Votre consigne:
Recopiez à l'identique chaque ligne de toutes les entrées ci-dessous, en omettant les images dans votre réponse.

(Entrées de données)
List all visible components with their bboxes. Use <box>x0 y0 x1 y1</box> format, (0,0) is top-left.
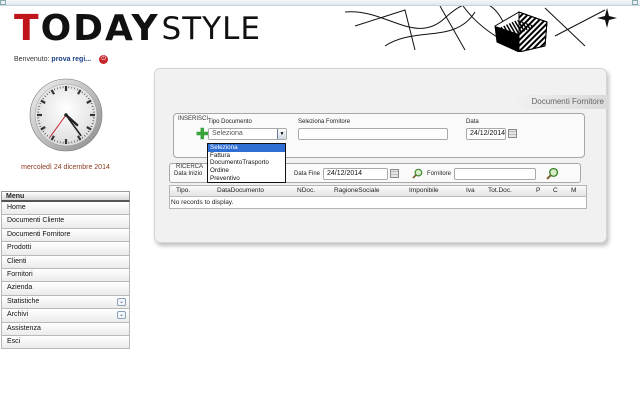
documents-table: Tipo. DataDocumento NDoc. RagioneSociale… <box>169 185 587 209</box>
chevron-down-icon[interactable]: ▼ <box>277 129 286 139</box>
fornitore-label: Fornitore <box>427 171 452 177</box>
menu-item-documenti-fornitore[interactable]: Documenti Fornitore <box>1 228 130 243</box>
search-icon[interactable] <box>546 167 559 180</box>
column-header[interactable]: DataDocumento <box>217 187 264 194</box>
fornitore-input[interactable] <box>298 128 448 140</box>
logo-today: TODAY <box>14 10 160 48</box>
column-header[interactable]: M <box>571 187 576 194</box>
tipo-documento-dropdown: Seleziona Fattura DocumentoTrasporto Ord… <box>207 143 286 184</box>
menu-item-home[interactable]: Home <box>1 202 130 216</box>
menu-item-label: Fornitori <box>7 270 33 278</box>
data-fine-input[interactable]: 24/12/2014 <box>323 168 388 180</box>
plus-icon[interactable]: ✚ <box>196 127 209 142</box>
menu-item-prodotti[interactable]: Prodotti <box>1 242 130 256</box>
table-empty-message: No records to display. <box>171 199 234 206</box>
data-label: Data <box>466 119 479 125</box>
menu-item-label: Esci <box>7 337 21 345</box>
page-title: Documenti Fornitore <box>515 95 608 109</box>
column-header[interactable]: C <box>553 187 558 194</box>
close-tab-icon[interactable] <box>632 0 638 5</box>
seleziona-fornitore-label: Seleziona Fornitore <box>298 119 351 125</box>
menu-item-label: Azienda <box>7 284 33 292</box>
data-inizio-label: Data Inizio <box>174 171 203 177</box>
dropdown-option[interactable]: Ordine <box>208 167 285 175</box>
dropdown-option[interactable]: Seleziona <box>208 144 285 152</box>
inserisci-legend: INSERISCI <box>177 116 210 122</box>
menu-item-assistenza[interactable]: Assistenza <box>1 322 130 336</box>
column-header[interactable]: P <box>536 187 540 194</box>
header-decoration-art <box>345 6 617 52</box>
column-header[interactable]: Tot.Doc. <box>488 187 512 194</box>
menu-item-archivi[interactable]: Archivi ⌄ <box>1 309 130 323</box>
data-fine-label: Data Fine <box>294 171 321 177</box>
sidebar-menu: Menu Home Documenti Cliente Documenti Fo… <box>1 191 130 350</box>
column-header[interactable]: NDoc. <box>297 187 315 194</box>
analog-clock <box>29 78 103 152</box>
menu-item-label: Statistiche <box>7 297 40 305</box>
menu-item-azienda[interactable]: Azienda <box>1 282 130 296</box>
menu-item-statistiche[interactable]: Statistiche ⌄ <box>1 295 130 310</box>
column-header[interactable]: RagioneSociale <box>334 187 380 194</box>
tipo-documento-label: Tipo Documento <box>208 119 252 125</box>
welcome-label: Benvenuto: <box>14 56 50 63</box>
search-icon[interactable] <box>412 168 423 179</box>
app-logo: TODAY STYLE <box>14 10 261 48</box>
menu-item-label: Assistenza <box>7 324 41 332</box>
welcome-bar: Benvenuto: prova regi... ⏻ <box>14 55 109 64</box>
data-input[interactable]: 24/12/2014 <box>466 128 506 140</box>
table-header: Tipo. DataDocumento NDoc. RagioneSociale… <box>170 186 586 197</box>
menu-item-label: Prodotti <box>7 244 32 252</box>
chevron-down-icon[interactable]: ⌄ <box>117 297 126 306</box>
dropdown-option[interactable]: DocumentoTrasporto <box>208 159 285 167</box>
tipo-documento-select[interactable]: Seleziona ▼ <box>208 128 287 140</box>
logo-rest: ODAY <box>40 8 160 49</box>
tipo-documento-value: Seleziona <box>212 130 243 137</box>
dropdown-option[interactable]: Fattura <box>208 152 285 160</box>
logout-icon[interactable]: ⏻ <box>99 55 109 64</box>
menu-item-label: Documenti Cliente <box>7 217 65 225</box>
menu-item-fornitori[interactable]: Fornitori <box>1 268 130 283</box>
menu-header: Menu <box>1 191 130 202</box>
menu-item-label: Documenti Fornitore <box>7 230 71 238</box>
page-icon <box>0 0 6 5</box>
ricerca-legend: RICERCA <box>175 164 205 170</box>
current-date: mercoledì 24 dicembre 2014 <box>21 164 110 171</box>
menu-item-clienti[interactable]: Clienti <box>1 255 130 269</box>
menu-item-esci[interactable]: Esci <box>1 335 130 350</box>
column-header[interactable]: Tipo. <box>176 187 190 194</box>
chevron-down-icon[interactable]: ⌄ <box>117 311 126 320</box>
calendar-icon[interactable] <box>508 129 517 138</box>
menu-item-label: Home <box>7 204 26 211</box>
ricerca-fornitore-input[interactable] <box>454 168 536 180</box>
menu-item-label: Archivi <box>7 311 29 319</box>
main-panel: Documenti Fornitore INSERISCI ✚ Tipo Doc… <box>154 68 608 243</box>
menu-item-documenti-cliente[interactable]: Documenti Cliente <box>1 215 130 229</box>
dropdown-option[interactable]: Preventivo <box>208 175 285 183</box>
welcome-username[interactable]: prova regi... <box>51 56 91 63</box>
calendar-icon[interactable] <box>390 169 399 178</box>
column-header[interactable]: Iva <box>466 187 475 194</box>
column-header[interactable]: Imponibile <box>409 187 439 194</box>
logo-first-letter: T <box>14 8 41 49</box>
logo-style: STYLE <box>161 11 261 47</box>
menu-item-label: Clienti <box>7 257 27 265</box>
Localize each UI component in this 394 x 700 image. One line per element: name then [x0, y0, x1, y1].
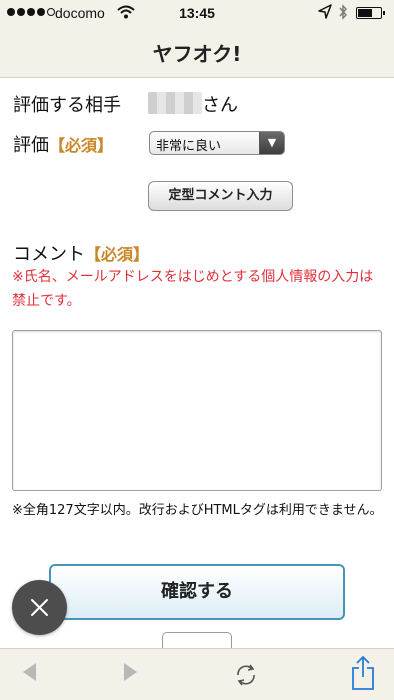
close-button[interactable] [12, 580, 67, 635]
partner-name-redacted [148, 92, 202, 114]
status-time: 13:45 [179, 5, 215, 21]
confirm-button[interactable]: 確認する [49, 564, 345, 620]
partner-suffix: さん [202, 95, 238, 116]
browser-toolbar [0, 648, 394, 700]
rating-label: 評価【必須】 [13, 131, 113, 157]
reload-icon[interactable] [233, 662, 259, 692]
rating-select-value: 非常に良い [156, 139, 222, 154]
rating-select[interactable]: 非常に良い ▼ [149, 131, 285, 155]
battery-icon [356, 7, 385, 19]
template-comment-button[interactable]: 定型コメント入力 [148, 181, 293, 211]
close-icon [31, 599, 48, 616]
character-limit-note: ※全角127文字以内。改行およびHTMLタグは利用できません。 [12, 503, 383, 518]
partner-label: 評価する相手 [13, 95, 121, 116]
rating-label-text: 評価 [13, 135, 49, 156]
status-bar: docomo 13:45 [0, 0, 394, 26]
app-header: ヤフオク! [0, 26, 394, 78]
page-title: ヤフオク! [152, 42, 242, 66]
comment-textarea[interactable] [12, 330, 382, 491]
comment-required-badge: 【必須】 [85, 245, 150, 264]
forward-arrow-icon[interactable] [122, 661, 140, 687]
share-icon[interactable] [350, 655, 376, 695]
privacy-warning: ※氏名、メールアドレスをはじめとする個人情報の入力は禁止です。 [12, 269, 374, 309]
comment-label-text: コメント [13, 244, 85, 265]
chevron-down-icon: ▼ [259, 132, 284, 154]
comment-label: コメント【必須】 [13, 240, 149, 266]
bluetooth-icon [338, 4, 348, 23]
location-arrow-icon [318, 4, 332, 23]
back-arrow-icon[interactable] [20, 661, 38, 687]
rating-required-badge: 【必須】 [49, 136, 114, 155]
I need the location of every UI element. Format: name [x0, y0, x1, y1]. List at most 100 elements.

Corrigé:
List all visible components with their bboxes. Use <box>x0 y0 x1 y1</box> format, (0,0) is top-left.
documents-table: Tipo. DataDocumento NDoc. RagioneSociale… <box>169 185 587 209</box>
chevron-down-icon[interactable]: ▼ <box>277 129 286 139</box>
fornitore-label: Fornitore <box>427 171 452 177</box>
menu-item-documenti-fornitore[interactable]: Documenti Fornitore <box>1 228 130 243</box>
search-icon[interactable] <box>546 167 559 180</box>
column-header[interactable]: DataDocumento <box>217 187 264 194</box>
fornitore-input[interactable] <box>298 128 448 140</box>
logo-today: TODAY <box>14 10 160 48</box>
column-header[interactable]: M <box>571 187 576 194</box>
tipo-documento-dropdown: Seleziona Fattura DocumentoTrasporto Ord… <box>207 143 286 184</box>
menu-item-home[interactable]: Home <box>1 202 130 216</box>
menu-item-label: Fornitori <box>7 270 33 278</box>
data-fine-input[interactable]: 24/12/2014 <box>323 168 388 180</box>
plus-icon[interactable]: ✚ <box>196 127 209 142</box>
menu-item-prodotti[interactable]: Prodotti <box>1 242 130 256</box>
table-empty-message: No records to display. <box>171 199 234 206</box>
data-label: Data <box>466 119 479 125</box>
menu-item-label: Esci <box>7 337 21 345</box>
page-title: Documenti Fornitore <box>515 95 608 109</box>
column-header[interactable]: C <box>553 187 558 194</box>
close-tab-icon[interactable] <box>632 0 638 5</box>
seleziona-fornitore-label: Seleziona Fornitore <box>298 119 351 125</box>
menu-item-label: Azienda <box>7 284 33 292</box>
data-inizio-label: Data Inizio <box>174 171 203 177</box>
dropdown-option[interactable]: Ordine <box>208 167 285 175</box>
dropdown-option[interactable]: Seleziona <box>208 144 285 152</box>
inserisci-legend: INSERISCI <box>177 116 210 122</box>
menu-item-assistenza[interactable]: Assistenza <box>1 322 130 336</box>
column-header[interactable]: P <box>536 187 540 194</box>
header-decoration-art <box>345 6 617 52</box>
column-header[interactable]: Tot.Doc. <box>488 187 512 194</box>
menu-item-archivi[interactable]: Archivi ⌄ <box>1 309 130 323</box>
data-fine-label: Data Fine <box>294 171 321 177</box>
sidebar-menu: Menu Home Documenti Cliente Documenti Fo… <box>1 191 130 350</box>
column-header[interactable]: NDoc. <box>297 187 315 194</box>
analog-clock <box>29 78 103 152</box>
menu-item-label: Statistiche <box>7 297 40 305</box>
menu-item-azienda[interactable]: Azienda <box>1 282 130 296</box>
menu-item-statistiche[interactable]: Statistiche ⌄ <box>1 295 130 310</box>
column-header[interactable]: RagioneSociale <box>334 187 380 194</box>
tipo-documento-label: Tipo Documento <box>208 119 252 125</box>
welcome-label: Benvenuto: <box>14 56 50 63</box>
search-icon[interactable] <box>412 168 423 179</box>
app-logo: TODAY STYLE <box>14 10 261 48</box>
menu-item-label: Assistenza <box>7 324 41 332</box>
welcome-bar: Benvenuto: prova regi... ⏻ <box>14 55 109 64</box>
data-input[interactable]: 24/12/2014 <box>466 128 506 140</box>
table-header: Tipo. DataDocumento NDoc. RagioneSociale… <box>170 186 586 197</box>
menu-item-label: Prodotti <box>7 244 32 252</box>
chevron-down-icon[interactable]: ⌄ <box>117 297 126 306</box>
dropdown-option[interactable]: DocumentoTrasporto <box>208 159 285 167</box>
tipo-documento-select[interactable]: Seleziona ▼ <box>208 128 287 140</box>
logo-rest: ODAY <box>40 8 160 49</box>
tipo-documento-value: Seleziona <box>212 130 243 137</box>
dropdown-option[interactable]: Fattura <box>208 152 285 160</box>
logout-icon[interactable]: ⏻ <box>99 55 109 64</box>
menu-item-label: Documenti Cliente <box>7 217 65 225</box>
menu-item-fornitori[interactable]: Fornitori <box>1 268 130 283</box>
menu-header: Menu <box>1 191 130 202</box>
menu-item-label: Documenti Fornitore <box>7 230 71 238</box>
page-icon <box>0 0 6 5</box>
ricerca-legend: RICERCA <box>175 164 205 170</box>
current-date: mercoledì 24 dicembre 2014 <box>21 164 110 171</box>
menu-item-clienti[interactable]: Clienti <box>1 255 130 269</box>
menu-item-esci[interactable]: Esci <box>1 335 130 350</box>
column-header[interactable]: Tipo. <box>176 187 190 194</box>
chevron-down-icon[interactable]: ⌄ <box>117 311 126 320</box>
calendar-icon[interactable] <box>508 129 517 138</box>
menu-item-label: Home <box>7 204 26 211</box>
ricerca-fornitore-input[interactable] <box>454 168 536 180</box>
menu-item-label: Archivi <box>7 311 29 319</box>
main-panel: Documenti Fornitore INSERISCI ✚ Tipo Doc… <box>154 68 608 243</box>
menu-item-documenti-cliente[interactable]: Documenti Cliente <box>1 215 130 229</box>
dropdown-option[interactable]: Preventivo <box>208 175 285 183</box>
welcome-username[interactable]: prova regi... <box>51 56 91 63</box>
calendar-icon[interactable] <box>390 169 399 178</box>
column-header[interactable]: Iva <box>466 187 475 194</box>
column-header[interactable]: Imponibile <box>409 187 439 194</box>
logo-first-letter: T <box>14 8 41 49</box>
logo-style: STYLE <box>161 11 261 47</box>
menu-item-label: Clienti <box>7 257 27 265</box>
Localize each UI component in this 394 x 700 image. One line per element: name then [x0, y0, x1, y1].
close-button[interactable] [12, 580, 67, 635]
partner-name-redacted [148, 92, 202, 114]
status-time: 13:45 [179, 5, 215, 21]
confirm-button[interactable]: 確認する [49, 564, 345, 620]
partner-suffix: さん [202, 95, 238, 116]
browser-toolbar [0, 648, 394, 700]
rating-label: 評価【必須】 [13, 131, 113, 157]
reload-icon[interactable] [233, 662, 259, 692]
rating-select-value: 非常に良い [156, 139, 222, 154]
rating-select[interactable]: 非常に良い ▼ [149, 131, 285, 155]
battery-icon [356, 7, 385, 19]
template-comment-button[interactable]: 定型コメント入力 [148, 181, 293, 211]
close-icon [31, 599, 48, 616]
character-limit-note: ※全角127文字以内。改行およびHTMLタグは利用できません。 [12, 503, 383, 518]
partner-label: 評価する相手 [13, 95, 121, 116]
rating-label-text: 評価 [13, 135, 49, 156]
status-bar: docomo 13:45 [0, 0, 394, 26]
app-header: ヤフオク! [0, 26, 394, 78]
page-title: ヤフオク! [152, 42, 242, 66]
comment-textarea[interactable] [12, 330, 382, 491]
comment-required-badge: 【必須】 [85, 245, 150, 264]
forward-arrow-icon[interactable] [122, 661, 140, 687]
share-icon[interactable] [350, 655, 376, 695]
privacy-warning: ※氏名、メールアドレスをはじめとする個人情報の入力は禁止です。 [12, 269, 374, 309]
comment-label-text: コメント [13, 244, 85, 265]
chevron-down-icon: ▼ [259, 132, 284, 154]
comment-label: コメント【必須】 [13, 240, 149, 266]
bluetooth-icon [338, 4, 348, 23]
location-arrow-icon [318, 4, 332, 23]
back-arrow-icon[interactable] [20, 661, 38, 687]
rating-required-badge: 【必須】 [49, 136, 114, 155]
I need the location of every UI element. Format: name [x0, y0, x1, y1]. List at most 100 elements.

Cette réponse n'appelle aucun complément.